◆ **ROWS**:
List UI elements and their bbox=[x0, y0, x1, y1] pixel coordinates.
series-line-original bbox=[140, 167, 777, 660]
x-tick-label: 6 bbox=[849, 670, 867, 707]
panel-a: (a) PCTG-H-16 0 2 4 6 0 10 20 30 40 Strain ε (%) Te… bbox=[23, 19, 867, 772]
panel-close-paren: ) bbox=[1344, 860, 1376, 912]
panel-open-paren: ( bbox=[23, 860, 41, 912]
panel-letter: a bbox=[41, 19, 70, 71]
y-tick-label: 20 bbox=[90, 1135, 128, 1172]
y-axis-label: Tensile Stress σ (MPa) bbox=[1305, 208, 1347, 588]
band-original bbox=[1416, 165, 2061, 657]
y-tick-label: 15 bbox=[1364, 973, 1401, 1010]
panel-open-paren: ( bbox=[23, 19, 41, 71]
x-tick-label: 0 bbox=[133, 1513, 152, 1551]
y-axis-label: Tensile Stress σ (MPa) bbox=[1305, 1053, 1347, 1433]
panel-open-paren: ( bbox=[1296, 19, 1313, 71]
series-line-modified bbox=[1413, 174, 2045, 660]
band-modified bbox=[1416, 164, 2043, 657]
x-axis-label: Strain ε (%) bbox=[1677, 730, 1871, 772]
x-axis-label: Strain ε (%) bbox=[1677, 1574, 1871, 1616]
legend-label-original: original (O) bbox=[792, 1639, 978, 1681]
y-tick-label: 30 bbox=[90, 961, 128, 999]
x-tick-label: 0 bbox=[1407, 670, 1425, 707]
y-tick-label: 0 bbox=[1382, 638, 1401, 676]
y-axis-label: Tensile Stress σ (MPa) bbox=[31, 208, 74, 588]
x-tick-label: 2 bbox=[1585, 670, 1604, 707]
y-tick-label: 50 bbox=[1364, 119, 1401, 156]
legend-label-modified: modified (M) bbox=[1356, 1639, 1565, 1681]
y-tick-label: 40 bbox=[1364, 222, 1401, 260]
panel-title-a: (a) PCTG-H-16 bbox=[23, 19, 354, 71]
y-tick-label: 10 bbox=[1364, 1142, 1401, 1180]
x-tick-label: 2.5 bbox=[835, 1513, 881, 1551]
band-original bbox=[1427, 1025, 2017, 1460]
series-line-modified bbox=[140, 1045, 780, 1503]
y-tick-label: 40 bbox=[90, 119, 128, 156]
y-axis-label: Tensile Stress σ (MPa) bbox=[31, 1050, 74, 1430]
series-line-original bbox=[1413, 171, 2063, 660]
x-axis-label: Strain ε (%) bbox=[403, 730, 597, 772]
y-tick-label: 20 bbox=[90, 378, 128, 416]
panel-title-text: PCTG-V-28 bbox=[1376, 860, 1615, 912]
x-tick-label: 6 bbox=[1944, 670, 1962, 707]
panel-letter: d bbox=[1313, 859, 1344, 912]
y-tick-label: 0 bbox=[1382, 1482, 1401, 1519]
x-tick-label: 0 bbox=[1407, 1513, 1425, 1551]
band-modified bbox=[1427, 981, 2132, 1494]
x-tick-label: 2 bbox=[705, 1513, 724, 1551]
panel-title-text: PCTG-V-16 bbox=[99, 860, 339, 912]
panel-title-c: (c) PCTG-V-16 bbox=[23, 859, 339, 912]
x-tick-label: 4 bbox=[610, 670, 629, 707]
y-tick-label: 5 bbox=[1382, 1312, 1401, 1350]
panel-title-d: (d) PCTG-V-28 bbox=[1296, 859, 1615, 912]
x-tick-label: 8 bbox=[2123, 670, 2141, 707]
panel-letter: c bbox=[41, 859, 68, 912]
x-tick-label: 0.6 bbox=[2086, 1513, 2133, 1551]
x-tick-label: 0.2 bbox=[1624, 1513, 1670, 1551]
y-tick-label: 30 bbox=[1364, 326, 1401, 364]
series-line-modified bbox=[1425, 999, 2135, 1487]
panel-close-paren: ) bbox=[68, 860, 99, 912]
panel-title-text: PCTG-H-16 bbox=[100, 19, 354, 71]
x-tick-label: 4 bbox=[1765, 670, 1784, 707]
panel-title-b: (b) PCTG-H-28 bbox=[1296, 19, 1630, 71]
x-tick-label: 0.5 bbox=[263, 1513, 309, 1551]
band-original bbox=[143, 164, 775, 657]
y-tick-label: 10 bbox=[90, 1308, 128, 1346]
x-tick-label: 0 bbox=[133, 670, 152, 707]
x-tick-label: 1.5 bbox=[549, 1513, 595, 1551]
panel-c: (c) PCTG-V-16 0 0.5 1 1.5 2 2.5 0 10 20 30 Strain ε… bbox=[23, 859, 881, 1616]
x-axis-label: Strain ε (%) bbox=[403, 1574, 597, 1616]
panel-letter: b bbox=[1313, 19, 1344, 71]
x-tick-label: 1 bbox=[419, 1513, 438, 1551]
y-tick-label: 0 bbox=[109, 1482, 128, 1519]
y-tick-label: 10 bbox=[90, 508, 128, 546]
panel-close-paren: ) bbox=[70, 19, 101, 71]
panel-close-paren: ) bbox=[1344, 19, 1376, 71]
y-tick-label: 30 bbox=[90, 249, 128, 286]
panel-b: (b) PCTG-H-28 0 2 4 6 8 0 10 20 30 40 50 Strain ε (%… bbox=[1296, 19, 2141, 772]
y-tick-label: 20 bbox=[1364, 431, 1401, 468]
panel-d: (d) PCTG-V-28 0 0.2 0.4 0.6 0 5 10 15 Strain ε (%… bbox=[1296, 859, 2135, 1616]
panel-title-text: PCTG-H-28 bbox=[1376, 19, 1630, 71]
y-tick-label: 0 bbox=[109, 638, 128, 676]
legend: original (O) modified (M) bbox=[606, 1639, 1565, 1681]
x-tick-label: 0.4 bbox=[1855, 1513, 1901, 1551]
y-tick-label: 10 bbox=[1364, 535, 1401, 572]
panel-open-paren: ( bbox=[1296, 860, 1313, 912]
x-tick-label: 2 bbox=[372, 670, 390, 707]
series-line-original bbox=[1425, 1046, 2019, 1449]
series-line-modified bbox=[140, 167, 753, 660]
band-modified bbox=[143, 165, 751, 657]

◆ **WHAT IS BEING ASKED**: Identify every line in the items above that contains the string "paren", matching case, and copy each of those lines in full.

◆ **COMPLETE RESPONSE**:
panel-close-paren: ) bbox=[1344, 860, 1376, 912]
panel-open-paren: ( bbox=[23, 860, 41, 912]
panel-open-paren: ( bbox=[23, 19, 41, 71]
panel-open-paren: ( bbox=[1296, 19, 1313, 71]
panel-close-paren: ) bbox=[68, 860, 99, 912]
panel-close-paren: ) bbox=[70, 19, 101, 71]
panel-close-paren: ) bbox=[1344, 19, 1376, 71]
panel-open-paren: ( bbox=[1296, 860, 1313, 912]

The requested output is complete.